──────── Task material ────────

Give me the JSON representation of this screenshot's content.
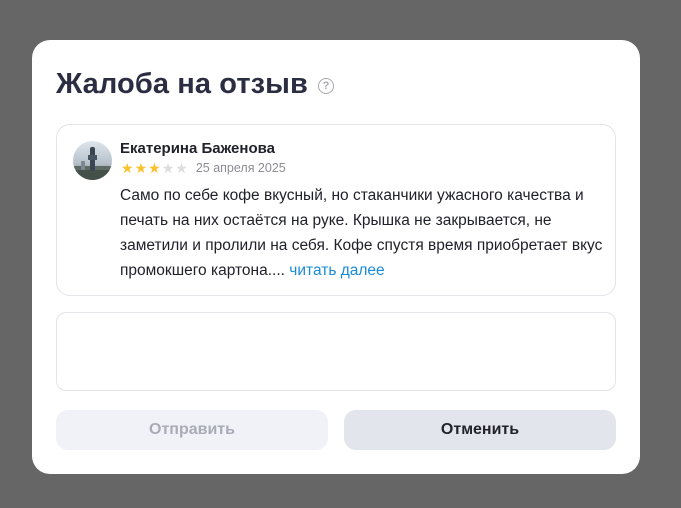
{
  "dialog": {
    "title": "Жалоба на отзыв",
    "help_icon": "question-circle-icon",
    "help_glyph": "?"
  },
  "review": {
    "author": "Екатерина Баженова",
    "avatar_icon": "user-photo-avatar",
    "rating": 3,
    "rating_max": 5,
    "star_glyph": "★",
    "date": "25 апреля 2025",
    "text": "Само по себе кофе вкусный, но стаканчики ужасного качества и печать на них остаётся на руке. Крышка не закрывается, не заметили и пролили на себя. Кофе спустя время приобретает вкус промокшего картона.... ",
    "read_more": "читать далее"
  },
  "complaint": {
    "value": "",
    "placeholder": ""
  },
  "buttons": {
    "send_label": "Отправить",
    "cancel_label": "Отменить"
  },
  "colors": {
    "overlay": "#666666",
    "star_on": "#fbc02d",
    "star_off": "#dddddf",
    "link": "#1a8bd6"
  }
}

────────

The records above need to be restated word for word, with the pictures left out.

◆ Written solution:
Give me the JSON representation of this screenshot's content.
{
  "dialog": {
    "title": "Жалоба на отзыв",
    "help_icon": "question-circle-icon",
    "help_glyph": "?"
  },
  "review": {
    "author": "Екатерина Баженова",
    "avatar_icon": "user-photo-avatar",
    "rating": 3,
    "rating_max": 5,
    "star_glyph": "★",
    "date": "25 апреля 2025",
    "text": "Само по себе кофе вкусный, но стаканчики ужасного качества и печать на них остаётся на руке. Крышка не закрывается, не заметили и пролили на себя. Кофе спустя время приобретает вкус промокшего картона.... ",
    "read_more": "читать далее"
  },
  "complaint": {
    "value": "",
    "placeholder": ""
  },
  "buttons": {
    "send_label": "Отправить",
    "cancel_label": "Отменить"
  },
  "colors": {
    "overlay": "#666666",
    "star_on": "#fbc02d",
    "star_off": "#dddddf",
    "link": "#1a8bd6"
  }
}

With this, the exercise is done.